Set down all of the data exactly as it appears.

Records for the exercise:
────

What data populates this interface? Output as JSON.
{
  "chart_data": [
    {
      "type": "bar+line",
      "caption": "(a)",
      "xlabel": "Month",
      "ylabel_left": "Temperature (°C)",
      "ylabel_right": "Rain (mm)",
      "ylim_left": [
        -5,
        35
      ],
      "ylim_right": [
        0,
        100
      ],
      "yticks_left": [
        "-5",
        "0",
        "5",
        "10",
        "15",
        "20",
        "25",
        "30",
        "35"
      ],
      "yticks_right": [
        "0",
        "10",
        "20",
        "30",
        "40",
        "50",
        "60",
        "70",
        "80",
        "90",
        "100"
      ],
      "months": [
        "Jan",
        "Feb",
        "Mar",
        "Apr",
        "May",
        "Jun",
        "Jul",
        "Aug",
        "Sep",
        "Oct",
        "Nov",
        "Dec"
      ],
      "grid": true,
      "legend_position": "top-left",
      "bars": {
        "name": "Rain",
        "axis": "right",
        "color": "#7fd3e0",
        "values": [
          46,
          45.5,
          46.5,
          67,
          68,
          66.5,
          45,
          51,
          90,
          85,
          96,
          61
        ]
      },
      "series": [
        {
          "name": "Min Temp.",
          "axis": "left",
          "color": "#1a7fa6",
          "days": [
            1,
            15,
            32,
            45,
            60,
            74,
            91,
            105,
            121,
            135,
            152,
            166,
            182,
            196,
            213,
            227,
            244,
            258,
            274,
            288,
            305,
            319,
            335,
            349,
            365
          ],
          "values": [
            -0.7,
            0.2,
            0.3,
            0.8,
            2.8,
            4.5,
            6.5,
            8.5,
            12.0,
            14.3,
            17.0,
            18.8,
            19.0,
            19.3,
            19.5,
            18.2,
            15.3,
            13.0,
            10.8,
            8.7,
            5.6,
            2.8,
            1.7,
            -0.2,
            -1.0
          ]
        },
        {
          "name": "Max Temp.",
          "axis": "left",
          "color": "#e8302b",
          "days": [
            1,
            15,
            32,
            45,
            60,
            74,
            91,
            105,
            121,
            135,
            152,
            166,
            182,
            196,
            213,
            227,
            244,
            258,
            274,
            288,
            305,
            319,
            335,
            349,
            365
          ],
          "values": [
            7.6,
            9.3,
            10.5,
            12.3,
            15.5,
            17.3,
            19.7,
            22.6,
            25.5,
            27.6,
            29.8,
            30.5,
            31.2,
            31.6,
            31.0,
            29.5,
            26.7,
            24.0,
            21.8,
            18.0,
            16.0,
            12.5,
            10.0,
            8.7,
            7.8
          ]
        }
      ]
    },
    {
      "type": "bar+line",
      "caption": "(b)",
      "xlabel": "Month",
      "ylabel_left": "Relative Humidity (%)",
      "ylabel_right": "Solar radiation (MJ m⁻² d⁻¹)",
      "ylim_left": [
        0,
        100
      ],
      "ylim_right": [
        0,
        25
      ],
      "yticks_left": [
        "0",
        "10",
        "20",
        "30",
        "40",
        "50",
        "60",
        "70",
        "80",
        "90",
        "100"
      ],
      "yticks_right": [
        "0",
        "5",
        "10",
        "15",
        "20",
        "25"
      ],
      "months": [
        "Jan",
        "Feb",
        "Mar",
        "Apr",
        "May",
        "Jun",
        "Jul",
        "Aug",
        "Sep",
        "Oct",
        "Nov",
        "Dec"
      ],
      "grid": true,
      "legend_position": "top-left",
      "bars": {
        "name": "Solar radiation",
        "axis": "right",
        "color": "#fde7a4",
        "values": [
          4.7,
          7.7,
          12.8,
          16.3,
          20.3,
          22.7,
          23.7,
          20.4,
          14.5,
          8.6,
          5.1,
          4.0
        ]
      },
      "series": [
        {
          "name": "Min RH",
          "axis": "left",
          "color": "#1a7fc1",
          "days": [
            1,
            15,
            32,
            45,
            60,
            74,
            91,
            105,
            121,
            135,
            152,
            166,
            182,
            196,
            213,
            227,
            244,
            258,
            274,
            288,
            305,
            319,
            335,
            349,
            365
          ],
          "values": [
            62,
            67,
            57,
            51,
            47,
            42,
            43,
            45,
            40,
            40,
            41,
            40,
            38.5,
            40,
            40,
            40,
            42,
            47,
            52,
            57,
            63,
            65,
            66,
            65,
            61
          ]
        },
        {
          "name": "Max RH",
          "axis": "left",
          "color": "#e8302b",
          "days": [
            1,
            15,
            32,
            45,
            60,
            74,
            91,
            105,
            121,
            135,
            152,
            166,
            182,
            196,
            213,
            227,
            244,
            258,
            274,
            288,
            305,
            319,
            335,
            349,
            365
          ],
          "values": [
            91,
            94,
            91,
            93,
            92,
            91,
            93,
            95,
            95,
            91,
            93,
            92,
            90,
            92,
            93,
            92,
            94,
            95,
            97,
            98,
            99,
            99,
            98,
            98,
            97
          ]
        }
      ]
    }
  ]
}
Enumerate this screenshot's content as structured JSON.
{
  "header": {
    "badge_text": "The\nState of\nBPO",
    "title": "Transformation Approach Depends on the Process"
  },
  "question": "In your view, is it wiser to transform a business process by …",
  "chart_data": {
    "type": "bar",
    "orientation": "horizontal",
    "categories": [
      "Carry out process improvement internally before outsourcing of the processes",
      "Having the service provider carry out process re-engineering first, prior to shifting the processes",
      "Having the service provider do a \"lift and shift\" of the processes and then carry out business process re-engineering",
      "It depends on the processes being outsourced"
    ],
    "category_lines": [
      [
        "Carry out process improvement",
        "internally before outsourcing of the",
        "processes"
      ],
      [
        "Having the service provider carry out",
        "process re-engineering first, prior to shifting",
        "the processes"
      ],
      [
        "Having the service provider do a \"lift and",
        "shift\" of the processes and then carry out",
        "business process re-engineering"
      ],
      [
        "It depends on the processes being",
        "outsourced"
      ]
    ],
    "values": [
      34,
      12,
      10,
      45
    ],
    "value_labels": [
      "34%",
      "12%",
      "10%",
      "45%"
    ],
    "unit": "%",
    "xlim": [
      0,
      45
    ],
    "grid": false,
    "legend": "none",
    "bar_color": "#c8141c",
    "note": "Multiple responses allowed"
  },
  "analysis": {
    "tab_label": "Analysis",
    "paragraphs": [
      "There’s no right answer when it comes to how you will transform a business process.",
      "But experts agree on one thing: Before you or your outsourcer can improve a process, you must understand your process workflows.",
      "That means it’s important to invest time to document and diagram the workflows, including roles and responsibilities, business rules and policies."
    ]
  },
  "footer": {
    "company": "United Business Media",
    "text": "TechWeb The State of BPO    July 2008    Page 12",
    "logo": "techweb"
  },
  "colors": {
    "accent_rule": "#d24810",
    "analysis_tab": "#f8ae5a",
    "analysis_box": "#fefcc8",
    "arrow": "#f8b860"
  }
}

────

Task response:
What data populates this interface? Output as JSON.
{
  "chart_data": [
    {
      "type": "bar+line",
      "caption": "(a)",
      "xlabel": "Month",
      "ylabel_left": "Temperature (°C)",
      "ylabel_right": "Rain (mm)",
      "ylim_left": [
        -5,
        35
      ],
      "ylim_right": [
        0,
        100
      ],
      "yticks_left": [
        "-5",
        "0",
        "5",
        "10",
        "15",
        "20",
        "25",
        "30",
        "35"
      ],
      "yticks_right": [
        "0",
        "10",
        "20",
        "30",
        "40",
        "50",
        "60",
        "70",
        "80",
        "90",
        "100"
      ],
      "months": [
        "Jan",
        "Feb",
        "Mar",
        "Apr",
        "May",
        "Jun",
        "Jul",
        "Aug",
        "Sep",
        "Oct",
        "Nov",
        "Dec"
      ],
      "grid": true,
      "legend_position": "top-left",
      "bars": {
        "name": "Rain",
        "axis": "right",
        "color": "#7fd3e0",
        "values": [
          46,
          45.5,
          46.5,
          67,
          68,
          66.5,
          45,
          51,
          90,
          85,
          96,
          61
        ]
      },
      "series": [
        {
          "name": "Min Temp.",
          "axis": "left",
          "color": "#1a7fa6",
          "days": [
            1,
            15,
            32,
            45,
            60,
            74,
            91,
            105,
            121,
            135,
            152,
            166,
            182,
            196,
            213,
            227,
            244,
            258,
            274,
            288,
            305,
            319,
            335,
            349,
            365
          ],
          "values": [
            -0.7,
            0.2,
            0.3,
            0.8,
            2.8,
            4.5,
            6.5,
            8.5,
            12.0,
            14.3,
            17.0,
            18.8,
            19.0,
            19.3,
            19.5,
            18.2,
            15.3,
            13.0,
            10.8,
            8.7,
            5.6,
            2.8,
            1.7,
            -0.2,
            -1.0
          ]
        },
        {
          "name": "Max Temp.",
          "axis": "left",
          "color": "#e8302b",
          "days": [
            1,
            15,
            32,
            45,
            60,
            74,
            91,
            105,
            121,
            135,
            152,
            166,
            182,
            196,
            213,
            227,
            244,
            258,
            274,
            288,
            305,
            319,
            335,
            349,
            365
          ],
          "values": [
            7.6,
            9.3,
            10.5,
            12.3,
            15.5,
            17.3,
            19.7,
            22.6,
            25.5,
            27.6,
            29.8,
            30.5,
            31.2,
            31.6,
            31.0,
            29.5,
            26.7,
            24.0,
            21.8,
            18.0,
            16.0,
            12.5,
            10.0,
            8.7,
            7.8
          ]
        }
      ]
    },
    {
      "type": "bar+line",
      "caption": "(b)",
      "xlabel": "Month",
      "ylabel_left": "Relative Humidity (%)",
      "ylabel_right": "Solar radiation (MJ m⁻² d⁻¹)",
      "ylim_left": [
        0,
        100
      ],
      "ylim_right": [
        0,
        25
      ],
      "yticks_left": [
        "0",
        "10",
        "20",
        "30",
        "40",
        "50",
        "60",
        "70",
        "80",
        "90",
        "100"
      ],
      "yticks_right": [
        "0",
        "5",
        "10",
        "15",
        "20",
        "25"
      ],
      "months": [
        "Jan",
        "Feb",
        "Mar",
        "Apr",
        "May",
        "Jun",
        "Jul",
        "Aug",
        "Sep",
        "Oct",
        "Nov",
        "Dec"
      ],
      "grid": true,
      "legend_position": "top-left",
      "bars": {
        "name": "Solar radiation",
        "axis": "right",
        "color": "#fde7a4",
        "values": [
          4.7,
          7.7,
          12.8,
          16.3,
          20.3,
          22.7,
          23.7,
          20.4,
          14.5,
          8.6,
          5.1,
          4.0
        ]
      },
      "series": [
        {
          "name": "Min RH",
          "axis": "left",
          "color": "#1a7fc1",
          "days": [
            1,
            15,
            32,
            45,
            60,
            74,
            91,
            105,
            121,
            135,
            152,
            166,
            182,
            196,
            213,
            227,
            244,
            258,
            274,
            288,
            305,
            319,
            335,
            349,
            365
          ],
          "values": [
            62,
            67,
            57,
            51,
            47,
            42,
            43,
            45,
            40,
            40,
            41,
            40,
            38.5,
            40,
            40,
            40,
            42,
            47,
            52,
            57,
            63,
            65,
            66,
            65,
            61
          ]
        },
        {
          "name": "Max RH",
          "axis": "left",
          "color": "#e8302b",
          "days": [
            1,
            15,
            32,
            45,
            60,
            74,
            91,
            105,
            121,
            135,
            152,
            166,
            182,
            196,
            213,
            227,
            244,
            258,
            274,
            288,
            305,
            319,
            335,
            349,
            365
          ],
          "values": [
            91,
            94,
            91,
            93,
            92,
            91,
            93,
            95,
            95,
            91,
            93,
            92,
            90,
            92,
            93,
            92,
            94,
            95,
            97,
            98,
            99,
            99,
            98,
            98,
            97
          ]
        }
      ]
    }
  ]
}
Enumerate this screenshot's content as structured JSON.
{
  "header": {
    "badge_text": "The\nState of\nBPO",
    "title": "Transformation Approach Depends on the Process"
  },
  "question": "In your view, is it wiser to transform a business process by …",
  "chart_data": {
    "type": "bar",
    "orientation": "horizontal",
    "categories": [
      "Carry out process improvement internally before outsourcing of the processes",
      "Having the service provider carry out process re-engineering first, prior to shifting the processes",
      "Having the service provider do a \"lift and shift\" of the processes and then carry out business process re-engineering",
      "It depends on the processes being outsourced"
    ],
    "category_lines": [
      [
        "Carry out process improvement",
        "internally before outsourcing of the",
        "processes"
      ],
      [
        "Having the service provider carry out",
        "process re-engineering first, prior to shifting",
        "the processes"
      ],
      [
        "Having the service provider do a \"lift and",
        "shift\" of the processes and then carry out",
        "business process re-engineering"
      ],
      [
        "It depends on the processes being",
        "outsourced"
      ]
    ],
    "values": [
      34,
      12,
      10,
      45
    ],
    "value_labels": [
      "34%",
      "12%",
      "10%",
      "45%"
    ],
    "unit": "%",
    "xlim": [
      0,
      45
    ],
    "grid": false,
    "legend": "none",
    "bar_color": "#c8141c",
    "note": "Multiple responses allowed"
  },
  "analysis": {
    "tab_label": "Analysis",
    "paragraphs": [
      "There’s no right answer when it comes to how you will transform a business process.",
      "But experts agree on one thing: Before you or your outsourcer can improve a process, you must understand your process workflows.",
      "That means it’s important to invest time to document and diagram the workflows, including roles and responsibilities, business rules and policies."
    ]
  },
  "footer": {
    "company": "United Business Media",
    "text": "TechWeb The State of BPO    July 2008    Page 12",
    "logo": "techweb"
  },
  "colors": {
    "accent_rule": "#d24810",
    "analysis_tab": "#f8ae5a",
    "analysis_box": "#fefcc8",
    "arrow": "#f8b860"
  }
}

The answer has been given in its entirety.